LISTED ENTRIES:
^^^^^^^^^^^^^^^^
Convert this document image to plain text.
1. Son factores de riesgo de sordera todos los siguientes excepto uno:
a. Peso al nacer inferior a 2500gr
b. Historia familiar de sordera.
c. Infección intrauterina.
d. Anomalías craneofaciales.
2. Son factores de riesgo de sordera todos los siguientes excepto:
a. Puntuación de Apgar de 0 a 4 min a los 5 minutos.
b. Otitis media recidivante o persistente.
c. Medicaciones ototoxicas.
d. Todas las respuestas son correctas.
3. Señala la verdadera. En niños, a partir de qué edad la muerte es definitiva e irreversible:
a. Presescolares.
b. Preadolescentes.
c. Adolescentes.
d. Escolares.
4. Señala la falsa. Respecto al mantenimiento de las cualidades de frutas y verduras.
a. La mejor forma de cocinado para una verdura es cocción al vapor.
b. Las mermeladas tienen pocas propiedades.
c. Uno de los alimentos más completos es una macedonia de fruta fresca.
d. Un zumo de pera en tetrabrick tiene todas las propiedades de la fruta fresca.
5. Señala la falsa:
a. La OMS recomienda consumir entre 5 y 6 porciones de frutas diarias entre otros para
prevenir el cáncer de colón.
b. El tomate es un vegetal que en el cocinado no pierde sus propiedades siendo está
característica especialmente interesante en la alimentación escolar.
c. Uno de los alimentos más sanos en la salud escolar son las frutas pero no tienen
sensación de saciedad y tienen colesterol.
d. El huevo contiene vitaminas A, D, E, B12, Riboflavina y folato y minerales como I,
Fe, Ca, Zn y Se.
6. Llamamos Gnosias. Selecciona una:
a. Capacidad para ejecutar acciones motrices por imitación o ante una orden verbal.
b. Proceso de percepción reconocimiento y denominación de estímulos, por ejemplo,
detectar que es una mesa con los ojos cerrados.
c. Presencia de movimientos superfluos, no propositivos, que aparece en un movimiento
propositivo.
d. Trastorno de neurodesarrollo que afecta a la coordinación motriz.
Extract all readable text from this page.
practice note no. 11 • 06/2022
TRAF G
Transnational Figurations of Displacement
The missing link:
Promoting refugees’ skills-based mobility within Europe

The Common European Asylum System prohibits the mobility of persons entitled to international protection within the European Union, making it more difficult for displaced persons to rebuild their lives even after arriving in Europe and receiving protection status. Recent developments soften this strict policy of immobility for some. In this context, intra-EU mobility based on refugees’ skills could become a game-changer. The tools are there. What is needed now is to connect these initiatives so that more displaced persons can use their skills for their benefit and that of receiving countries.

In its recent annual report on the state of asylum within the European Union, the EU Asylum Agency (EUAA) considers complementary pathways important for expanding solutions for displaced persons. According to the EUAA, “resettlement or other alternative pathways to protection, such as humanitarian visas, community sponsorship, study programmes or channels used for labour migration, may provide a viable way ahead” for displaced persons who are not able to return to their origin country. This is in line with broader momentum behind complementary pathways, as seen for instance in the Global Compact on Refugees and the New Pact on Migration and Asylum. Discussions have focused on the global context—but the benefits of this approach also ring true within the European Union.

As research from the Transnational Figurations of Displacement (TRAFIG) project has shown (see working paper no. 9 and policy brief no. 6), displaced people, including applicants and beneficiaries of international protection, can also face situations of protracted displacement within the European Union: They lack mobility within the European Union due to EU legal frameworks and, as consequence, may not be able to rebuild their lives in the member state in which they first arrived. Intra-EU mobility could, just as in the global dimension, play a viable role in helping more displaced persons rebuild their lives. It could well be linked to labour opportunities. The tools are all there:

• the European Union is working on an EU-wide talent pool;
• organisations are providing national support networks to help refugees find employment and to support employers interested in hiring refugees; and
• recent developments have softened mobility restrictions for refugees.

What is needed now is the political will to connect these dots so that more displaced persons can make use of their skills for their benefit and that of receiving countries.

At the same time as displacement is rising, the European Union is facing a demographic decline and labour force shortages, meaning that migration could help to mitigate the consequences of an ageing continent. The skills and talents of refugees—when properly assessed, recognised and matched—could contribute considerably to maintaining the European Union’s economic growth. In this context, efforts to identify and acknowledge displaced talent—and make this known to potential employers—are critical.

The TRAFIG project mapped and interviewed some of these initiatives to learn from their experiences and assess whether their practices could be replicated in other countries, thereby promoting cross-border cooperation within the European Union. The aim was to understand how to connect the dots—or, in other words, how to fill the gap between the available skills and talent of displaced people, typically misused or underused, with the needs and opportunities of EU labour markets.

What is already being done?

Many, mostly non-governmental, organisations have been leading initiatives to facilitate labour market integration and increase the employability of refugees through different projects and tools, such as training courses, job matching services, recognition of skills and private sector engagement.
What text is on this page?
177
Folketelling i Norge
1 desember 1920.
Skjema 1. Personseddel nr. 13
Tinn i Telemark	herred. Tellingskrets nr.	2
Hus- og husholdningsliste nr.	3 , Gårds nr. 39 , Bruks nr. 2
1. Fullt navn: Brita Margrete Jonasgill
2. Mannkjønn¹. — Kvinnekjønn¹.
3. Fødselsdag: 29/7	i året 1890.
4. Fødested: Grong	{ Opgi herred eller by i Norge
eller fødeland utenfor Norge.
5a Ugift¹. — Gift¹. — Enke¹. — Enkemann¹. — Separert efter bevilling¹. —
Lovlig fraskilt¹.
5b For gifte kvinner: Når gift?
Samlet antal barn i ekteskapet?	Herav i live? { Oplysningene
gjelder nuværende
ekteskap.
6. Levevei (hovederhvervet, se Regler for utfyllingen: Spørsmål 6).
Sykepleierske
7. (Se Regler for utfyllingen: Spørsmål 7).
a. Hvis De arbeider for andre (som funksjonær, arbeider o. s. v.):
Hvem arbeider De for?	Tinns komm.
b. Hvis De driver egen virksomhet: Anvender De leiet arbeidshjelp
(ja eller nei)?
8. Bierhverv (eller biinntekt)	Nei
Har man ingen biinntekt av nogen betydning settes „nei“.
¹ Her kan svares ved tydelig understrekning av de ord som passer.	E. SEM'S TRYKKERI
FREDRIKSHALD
^^^^^^^^^^^^^^^^
Restate the whole listing exactly, leaving out nothing.

Convert this document image to plain text.
1. Son factores de riesgo de sordera todos los siguientes excepto uno:
a. Peso al nacer inferior a 2500gr
b. Historia familiar de sordera.
c. Infección intrauterina.
d. Anomalías craneofaciales.
2. Son factores de riesgo de sordera todos los siguientes excepto:
a. Puntuación de Apgar de 0 a 4 min a los 5 minutos.
b. Otitis media recidivante o persistente.
c. Medicaciones ototoxicas.
d. Todas las respuestas son correctas.
3. Señala la verdadera. En niños, a partir de qué edad la muerte es definitiva e irreversible:
a. Presescolares.
b. Preadolescentes.
c. Adolescentes.
d. Escolares.
4. Señala la falsa. Respecto al mantenimiento de las cualidades de frutas y verduras.
a. La mejor forma de cocinado para una verdura es cocción al vapor.
b. Las mermeladas tienen pocas propiedades.
c. Uno de los alimentos más completos es una macedonia de fruta fresca.
d. Un zumo de pera en tetrabrick tiene todas las propiedades de la fruta fresca.
5. Señala la falsa:
a. La OMS recomienda consumir entre 5 y 6 porciones de frutas diarias entre otros para
prevenir el cáncer de colón.
b. El tomate es un vegetal que en el cocinado no pierde sus propiedades siendo está
característica especialmente interesante en la alimentación escolar.
c. Uno de los alimentos más sanos en la salud escolar son las frutas pero no tienen
sensación de saciedad y tienen colesterol.
d. El huevo contiene vitaminas A, D, E, B12, Riboflavina y folato y minerales como I,
Fe, Ca, Zn y Se.
6. Llamamos Gnosias. Selecciona una:
a. Capacidad para ejecutar acciones motrices por imitación o ante una orden verbal.
b. Proceso de percepción reconocimiento y denominación de estímulos, por ejemplo,
detectar que es una mesa con los ojos cerrados.
c. Presencia de movimientos superfluos, no propositivos, que aparece en un movimiento
propositivo.
d. Trastorno de neurodesarrollo que afecta a la coordinación motriz.
Extract all readable text from this page.
practice note no. 11 • 06/2022
TRAF G
Transnational Figurations of Displacement
The missing link:
Promoting refugees’ skills-based mobility within Europe

The Common European Asylum System prohibits the mobility of persons entitled to international protection within the European Union, making it more difficult for displaced persons to rebuild their lives even after arriving in Europe and receiving protection status. Recent developments soften this strict policy of immobility for some. In this context, intra-EU mobility based on refugees’ skills could become a game-changer. The tools are there. What is needed now is to connect these initiatives so that more displaced persons can use their skills for their benefit and that of receiving countries.

In its recent annual report on the state of asylum within the European Union, the EU Asylum Agency (EUAA) considers complementary pathways important for expanding solutions for displaced persons. According to the EUAA, “resettlement or other alternative pathways to protection, such as humanitarian visas, community sponsorship, study programmes or channels used for labour migration, may provide a viable way ahead” for displaced persons who are not able to return to their origin country. This is in line with broader momentum behind complementary pathways, as seen for instance in the Global Compact on Refugees and the New Pact on Migration and Asylum. Discussions have focused on the global context—but the benefits of this approach also ring true within the European Union.

As research from the Transnational Figurations of Displacement (TRAFIG) project has shown (see working paper no. 9 and policy brief no. 6), displaced people, including applicants and beneficiaries of international protection, can also face situations of protracted displacement within the European Union: They lack mobility within the European Union due to EU legal frameworks and, as consequence, may not be able to rebuild their lives in the member state in which they first arrived. Intra-EU mobility could, just as in the global dimension, play a viable role in helping more displaced persons rebuild their lives. It could well be linked to labour opportunities. The tools are all there:

• the European Union is working on an EU-wide talent pool;
• organisations are providing national support networks to help refugees find employment and to support employers interested in hiring refugees; and
• recent developments have softened mobility restrictions for refugees.

What is needed now is the political will to connect these dots so that more displaced persons can make use of their skills for their benefit and that of receiving countries.

At the same time as displacement is rising, the European Union is facing a demographic decline and labour force shortages, meaning that migration could help to mitigate the consequences of an ageing continent. The skills and talents of refugees—when properly assessed, recognised and matched—could contribute considerably to maintaining the European Union’s economic growth. In this context, efforts to identify and acknowledge displaced talent—and make this known to potential employers—are critical.

The TRAFIG project mapped and interviewed some of these initiatives to learn from their experiences and assess whether their practices could be replicated in other countries, thereby promoting cross-border cooperation within the European Union. The aim was to understand how to connect the dots—or, in other words, how to fill the gap between the available skills and talent of displaced people, typically misused or underused, with the needs and opportunities of EU labour markets.

What is already being done?

Many, mostly non-governmental, organisations have been leading initiatives to facilitate labour market integration and increase the employability of refugees through different projects and tools, such as training courses, job matching services, recognition of skills and private sector engagement.
What text is on this page?
177
Folketelling i Norge
1 desember 1920.
Skjema 1. Personseddel nr. 13
Tinn i Telemark	herred. Tellingskrets nr.	2
Hus- og husholdningsliste nr.	3 , Gårds nr. 39 , Bruks nr. 2
1. Fullt navn: Brita Margrete Jonasgill
2. Mannkjønn¹. — Kvinnekjønn¹.
3. Fødselsdag: 29/7	i året 1890.
4. Fødested: Grong	{ Opgi herred eller by i Norge
eller fødeland utenfor Norge.
5a Ugift¹. — Gift¹. — Enke¹. — Enkemann¹. — Separert efter bevilling¹. —
Lovlig fraskilt¹.
5b For gifte kvinner: Når gift?
Samlet antal barn i ekteskapet?	Herav i live? { Oplysningene
gjelder nuværende
ekteskap.
6. Levevei (hovederhvervet, se Regler for utfyllingen: Spørsmål 6).
Sykepleierske
7. (Se Regler for utfyllingen: Spørsmål 7).
a. Hvis De arbeider for andre (som funksjonær, arbeider o. s. v.):
Hvem arbeider De for?	Tinns komm.
b. Hvis De driver egen virksomhet: Anvender De leiet arbeidshjelp
(ja eller nei)?
8. Bierhverv (eller biinntekt)	Nei
Har man ingen biinntekt av nogen betydning settes „nei“.
¹ Her kan svares ved tydelig understrekning av de ord som passer.	E. SEM'S TRYKKERI
FREDRIKSHALD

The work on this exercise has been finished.